### Dataset

......

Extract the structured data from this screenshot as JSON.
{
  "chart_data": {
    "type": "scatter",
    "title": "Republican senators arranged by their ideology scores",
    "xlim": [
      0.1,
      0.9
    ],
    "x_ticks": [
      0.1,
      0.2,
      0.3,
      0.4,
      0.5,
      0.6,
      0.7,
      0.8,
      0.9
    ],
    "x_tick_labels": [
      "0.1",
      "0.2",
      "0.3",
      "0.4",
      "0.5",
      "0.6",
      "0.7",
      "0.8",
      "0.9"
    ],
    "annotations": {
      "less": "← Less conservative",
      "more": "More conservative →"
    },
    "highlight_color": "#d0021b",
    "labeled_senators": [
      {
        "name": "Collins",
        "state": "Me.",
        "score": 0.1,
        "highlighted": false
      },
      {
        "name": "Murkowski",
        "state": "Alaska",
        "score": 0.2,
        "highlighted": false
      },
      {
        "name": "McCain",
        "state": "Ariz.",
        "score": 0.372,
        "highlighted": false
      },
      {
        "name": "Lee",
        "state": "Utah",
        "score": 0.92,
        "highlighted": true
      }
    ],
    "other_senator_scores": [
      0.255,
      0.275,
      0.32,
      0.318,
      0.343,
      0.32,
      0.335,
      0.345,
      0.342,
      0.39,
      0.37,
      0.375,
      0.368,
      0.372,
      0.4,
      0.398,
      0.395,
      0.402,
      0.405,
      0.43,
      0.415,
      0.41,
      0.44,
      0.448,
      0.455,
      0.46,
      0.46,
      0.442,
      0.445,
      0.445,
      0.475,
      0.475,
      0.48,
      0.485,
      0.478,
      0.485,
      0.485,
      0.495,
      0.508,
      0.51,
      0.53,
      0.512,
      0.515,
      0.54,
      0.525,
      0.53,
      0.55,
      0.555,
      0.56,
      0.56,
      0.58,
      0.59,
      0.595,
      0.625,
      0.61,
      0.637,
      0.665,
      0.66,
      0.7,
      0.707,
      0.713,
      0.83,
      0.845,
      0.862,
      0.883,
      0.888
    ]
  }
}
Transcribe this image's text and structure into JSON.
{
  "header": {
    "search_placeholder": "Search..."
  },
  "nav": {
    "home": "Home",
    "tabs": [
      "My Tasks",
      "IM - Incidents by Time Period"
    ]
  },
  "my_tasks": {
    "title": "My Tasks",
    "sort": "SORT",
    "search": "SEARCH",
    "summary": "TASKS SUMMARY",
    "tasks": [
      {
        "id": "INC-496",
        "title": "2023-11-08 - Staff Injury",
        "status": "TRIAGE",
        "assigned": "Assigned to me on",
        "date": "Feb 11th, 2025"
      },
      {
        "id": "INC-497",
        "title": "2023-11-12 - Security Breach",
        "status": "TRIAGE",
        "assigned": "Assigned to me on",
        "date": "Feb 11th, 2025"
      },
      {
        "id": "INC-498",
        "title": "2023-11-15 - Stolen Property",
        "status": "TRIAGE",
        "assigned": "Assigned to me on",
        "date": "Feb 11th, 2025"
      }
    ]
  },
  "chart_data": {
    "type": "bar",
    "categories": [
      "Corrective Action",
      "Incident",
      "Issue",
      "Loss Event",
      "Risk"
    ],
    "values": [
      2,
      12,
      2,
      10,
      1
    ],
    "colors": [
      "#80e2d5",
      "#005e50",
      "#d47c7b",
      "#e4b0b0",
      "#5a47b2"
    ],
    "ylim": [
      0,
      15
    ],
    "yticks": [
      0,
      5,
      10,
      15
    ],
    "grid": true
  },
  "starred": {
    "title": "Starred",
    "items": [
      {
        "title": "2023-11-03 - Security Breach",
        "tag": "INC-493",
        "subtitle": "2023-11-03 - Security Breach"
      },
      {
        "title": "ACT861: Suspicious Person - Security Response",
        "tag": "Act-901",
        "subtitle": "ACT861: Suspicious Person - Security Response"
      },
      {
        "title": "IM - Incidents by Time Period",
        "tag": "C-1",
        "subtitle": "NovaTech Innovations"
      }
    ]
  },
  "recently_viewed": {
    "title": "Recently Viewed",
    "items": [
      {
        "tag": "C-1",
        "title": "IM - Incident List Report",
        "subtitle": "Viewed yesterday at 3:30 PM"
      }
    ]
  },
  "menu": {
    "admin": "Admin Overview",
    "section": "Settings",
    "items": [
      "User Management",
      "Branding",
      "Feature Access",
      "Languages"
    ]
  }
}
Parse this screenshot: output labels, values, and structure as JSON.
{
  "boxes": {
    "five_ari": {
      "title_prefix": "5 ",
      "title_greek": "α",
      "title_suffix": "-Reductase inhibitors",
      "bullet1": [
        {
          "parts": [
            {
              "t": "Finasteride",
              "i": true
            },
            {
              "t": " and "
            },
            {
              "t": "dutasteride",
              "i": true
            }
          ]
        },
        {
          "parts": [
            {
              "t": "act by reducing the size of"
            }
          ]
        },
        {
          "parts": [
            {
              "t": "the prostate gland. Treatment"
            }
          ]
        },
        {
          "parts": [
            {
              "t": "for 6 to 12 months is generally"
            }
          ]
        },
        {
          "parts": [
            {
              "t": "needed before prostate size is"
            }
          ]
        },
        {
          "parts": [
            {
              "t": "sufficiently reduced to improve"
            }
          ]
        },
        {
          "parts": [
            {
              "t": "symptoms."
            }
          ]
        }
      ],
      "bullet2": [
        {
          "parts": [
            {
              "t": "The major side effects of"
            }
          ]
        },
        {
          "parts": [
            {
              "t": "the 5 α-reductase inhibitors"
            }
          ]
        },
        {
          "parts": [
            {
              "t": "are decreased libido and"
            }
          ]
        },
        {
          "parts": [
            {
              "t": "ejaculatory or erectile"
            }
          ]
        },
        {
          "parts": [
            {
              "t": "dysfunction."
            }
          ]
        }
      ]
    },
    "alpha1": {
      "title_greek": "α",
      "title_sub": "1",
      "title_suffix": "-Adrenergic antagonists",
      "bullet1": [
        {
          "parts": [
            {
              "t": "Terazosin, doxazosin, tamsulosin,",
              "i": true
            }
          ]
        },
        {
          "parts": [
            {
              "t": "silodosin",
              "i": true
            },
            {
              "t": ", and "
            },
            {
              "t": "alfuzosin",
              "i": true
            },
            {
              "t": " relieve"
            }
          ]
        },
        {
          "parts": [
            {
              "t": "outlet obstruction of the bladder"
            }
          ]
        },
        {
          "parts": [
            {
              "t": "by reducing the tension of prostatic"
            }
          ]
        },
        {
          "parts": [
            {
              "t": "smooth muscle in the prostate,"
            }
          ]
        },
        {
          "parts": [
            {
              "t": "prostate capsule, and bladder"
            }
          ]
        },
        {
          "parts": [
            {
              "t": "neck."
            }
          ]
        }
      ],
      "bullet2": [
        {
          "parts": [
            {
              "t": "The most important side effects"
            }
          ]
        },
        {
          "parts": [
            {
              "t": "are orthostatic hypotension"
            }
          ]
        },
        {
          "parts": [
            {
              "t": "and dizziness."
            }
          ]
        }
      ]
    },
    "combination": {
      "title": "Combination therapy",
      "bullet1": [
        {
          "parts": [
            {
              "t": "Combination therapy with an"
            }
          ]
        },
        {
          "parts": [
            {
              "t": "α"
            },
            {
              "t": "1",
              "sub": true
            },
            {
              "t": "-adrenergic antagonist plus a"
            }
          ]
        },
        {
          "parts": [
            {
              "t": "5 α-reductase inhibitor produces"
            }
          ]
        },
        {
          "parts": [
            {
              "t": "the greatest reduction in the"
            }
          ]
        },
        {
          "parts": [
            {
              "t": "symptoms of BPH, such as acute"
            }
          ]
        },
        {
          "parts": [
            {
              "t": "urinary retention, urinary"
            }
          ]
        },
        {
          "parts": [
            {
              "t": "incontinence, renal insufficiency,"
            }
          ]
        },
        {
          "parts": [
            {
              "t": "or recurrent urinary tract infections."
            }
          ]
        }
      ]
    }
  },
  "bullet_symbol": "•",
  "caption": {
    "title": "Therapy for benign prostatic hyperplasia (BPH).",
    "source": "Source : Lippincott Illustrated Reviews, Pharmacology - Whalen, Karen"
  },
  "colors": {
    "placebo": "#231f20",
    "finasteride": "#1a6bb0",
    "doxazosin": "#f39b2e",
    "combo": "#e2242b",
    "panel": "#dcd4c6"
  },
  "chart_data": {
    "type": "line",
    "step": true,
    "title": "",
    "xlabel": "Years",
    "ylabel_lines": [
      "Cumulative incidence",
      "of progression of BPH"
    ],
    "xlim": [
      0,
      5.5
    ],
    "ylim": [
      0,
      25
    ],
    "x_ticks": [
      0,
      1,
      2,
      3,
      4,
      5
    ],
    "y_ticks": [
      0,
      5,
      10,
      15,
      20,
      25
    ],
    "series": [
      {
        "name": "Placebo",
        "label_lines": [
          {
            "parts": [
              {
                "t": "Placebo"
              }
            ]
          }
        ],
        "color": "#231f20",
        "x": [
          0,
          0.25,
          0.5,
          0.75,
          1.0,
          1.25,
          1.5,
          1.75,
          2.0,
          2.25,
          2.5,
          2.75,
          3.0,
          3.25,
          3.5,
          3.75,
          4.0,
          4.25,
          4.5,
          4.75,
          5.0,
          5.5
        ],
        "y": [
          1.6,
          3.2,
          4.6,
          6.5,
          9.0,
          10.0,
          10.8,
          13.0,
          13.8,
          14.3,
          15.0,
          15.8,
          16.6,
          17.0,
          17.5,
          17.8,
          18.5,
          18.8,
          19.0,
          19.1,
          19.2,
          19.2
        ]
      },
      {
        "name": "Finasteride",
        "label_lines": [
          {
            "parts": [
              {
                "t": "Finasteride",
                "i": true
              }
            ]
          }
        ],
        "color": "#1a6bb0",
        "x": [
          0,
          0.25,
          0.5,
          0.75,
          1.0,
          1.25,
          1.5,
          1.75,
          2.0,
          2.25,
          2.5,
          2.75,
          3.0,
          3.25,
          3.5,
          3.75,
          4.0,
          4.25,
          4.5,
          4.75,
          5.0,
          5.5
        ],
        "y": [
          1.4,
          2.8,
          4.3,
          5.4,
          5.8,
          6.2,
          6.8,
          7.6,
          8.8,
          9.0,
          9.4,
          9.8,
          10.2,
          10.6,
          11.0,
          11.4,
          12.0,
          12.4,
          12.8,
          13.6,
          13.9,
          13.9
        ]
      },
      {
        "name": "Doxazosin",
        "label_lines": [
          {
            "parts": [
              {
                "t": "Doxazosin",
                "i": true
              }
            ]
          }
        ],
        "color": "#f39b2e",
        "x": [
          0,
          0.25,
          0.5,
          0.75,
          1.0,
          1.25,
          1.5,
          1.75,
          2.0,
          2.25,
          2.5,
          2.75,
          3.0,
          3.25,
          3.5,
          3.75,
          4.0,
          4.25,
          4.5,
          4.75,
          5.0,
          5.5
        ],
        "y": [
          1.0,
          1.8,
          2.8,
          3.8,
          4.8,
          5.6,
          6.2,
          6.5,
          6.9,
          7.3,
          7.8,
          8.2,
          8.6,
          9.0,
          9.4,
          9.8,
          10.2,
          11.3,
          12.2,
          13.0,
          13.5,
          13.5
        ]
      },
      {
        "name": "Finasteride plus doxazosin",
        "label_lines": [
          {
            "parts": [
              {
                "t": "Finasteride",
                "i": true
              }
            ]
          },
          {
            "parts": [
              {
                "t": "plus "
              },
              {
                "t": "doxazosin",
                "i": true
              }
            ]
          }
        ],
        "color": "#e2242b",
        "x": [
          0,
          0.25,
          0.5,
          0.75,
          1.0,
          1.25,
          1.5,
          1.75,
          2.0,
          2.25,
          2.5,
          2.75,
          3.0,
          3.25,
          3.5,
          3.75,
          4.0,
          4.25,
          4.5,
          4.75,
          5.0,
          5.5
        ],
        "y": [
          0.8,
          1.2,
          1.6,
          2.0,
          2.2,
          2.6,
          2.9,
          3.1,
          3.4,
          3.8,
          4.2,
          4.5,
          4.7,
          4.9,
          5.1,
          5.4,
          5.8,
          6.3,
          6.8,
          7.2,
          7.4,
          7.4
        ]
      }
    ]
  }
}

......

### What you will do
Copy out the lines that hold "screenshot".

### Exercise result
Extract the structured data from this screenshot as JSON.
Parse this screenshot: output labels, values, and structure as JSON.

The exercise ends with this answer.